- **Input**
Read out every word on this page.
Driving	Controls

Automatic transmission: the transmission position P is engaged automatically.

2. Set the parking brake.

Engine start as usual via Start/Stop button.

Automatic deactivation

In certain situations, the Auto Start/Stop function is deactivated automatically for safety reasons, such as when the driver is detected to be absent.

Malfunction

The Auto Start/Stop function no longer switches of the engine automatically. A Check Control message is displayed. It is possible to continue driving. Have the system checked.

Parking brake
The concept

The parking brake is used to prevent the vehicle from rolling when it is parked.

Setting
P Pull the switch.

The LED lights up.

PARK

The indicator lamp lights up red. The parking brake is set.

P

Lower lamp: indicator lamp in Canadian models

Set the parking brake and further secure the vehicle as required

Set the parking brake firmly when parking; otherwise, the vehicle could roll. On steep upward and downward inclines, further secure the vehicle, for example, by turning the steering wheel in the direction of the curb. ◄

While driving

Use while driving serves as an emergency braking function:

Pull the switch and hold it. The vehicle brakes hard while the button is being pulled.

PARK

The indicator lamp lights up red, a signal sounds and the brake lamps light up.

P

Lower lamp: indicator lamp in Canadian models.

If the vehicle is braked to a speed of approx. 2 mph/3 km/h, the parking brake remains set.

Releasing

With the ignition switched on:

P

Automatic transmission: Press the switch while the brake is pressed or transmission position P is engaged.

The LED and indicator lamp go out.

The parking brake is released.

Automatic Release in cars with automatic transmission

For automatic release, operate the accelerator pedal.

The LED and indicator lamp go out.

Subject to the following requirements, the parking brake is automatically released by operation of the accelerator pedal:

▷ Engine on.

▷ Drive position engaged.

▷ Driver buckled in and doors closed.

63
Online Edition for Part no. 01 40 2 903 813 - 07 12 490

- **Task objective**
Give every line of the material again, exactly as it reads.

- **Result below**
Read out every word on this page.
Driving	Controls

Automatic transmission: the transmission position P is engaged automatically.

2. Set the parking brake.

Engine start as usual via Start/Stop button.

Automatic deactivation

In certain situations, the Auto Start/Stop function is deactivated automatically for safety reasons, such as when the driver is detected to be absent.

Malfunction

The Auto Start/Stop function no longer switches of the engine automatically. A Check Control message is displayed. It is possible to continue driving. Have the system checked.

Parking brake
The concept

The parking brake is used to prevent the vehicle from rolling when it is parked.

Setting
P Pull the switch.

The LED lights up.

PARK

The indicator lamp lights up red. The parking brake is set.

P

Lower lamp: indicator lamp in Canadian models

Set the parking brake and further secure the vehicle as required

Set the parking brake firmly when parking; otherwise, the vehicle could roll. On steep upward and downward inclines, further secure the vehicle, for example, by turning the steering wheel in the direction of the curb. ◄

While driving

Use while driving serves as an emergency braking function:

Pull the switch and hold it. The vehicle brakes hard while the button is being pulled.

PARK

The indicator lamp lights up red, a signal sounds and the brake lamps light up.

P

Lower lamp: indicator lamp in Canadian models.

If the vehicle is braked to a speed of approx. 2 mph/3 km/h, the parking brake remains set.

Releasing

With the ignition switched on:

P

Automatic transmission: Press the switch while the brake is pressed or transmission position P is engaged.

The LED and indicator lamp go out.

The parking brake is released.

Automatic Release in cars with automatic transmission

For automatic release, operate the accelerator pedal.

The LED and indicator lamp go out.

Subject to the following requirements, the parking brake is automatically released by operation of the accelerator pedal:

▷ Engine on.

▷ Drive position engaged.

▷ Driver buckled in and doors closed.

63
Online Edition for Part no. 01 40 2 903 813 - 07 12 490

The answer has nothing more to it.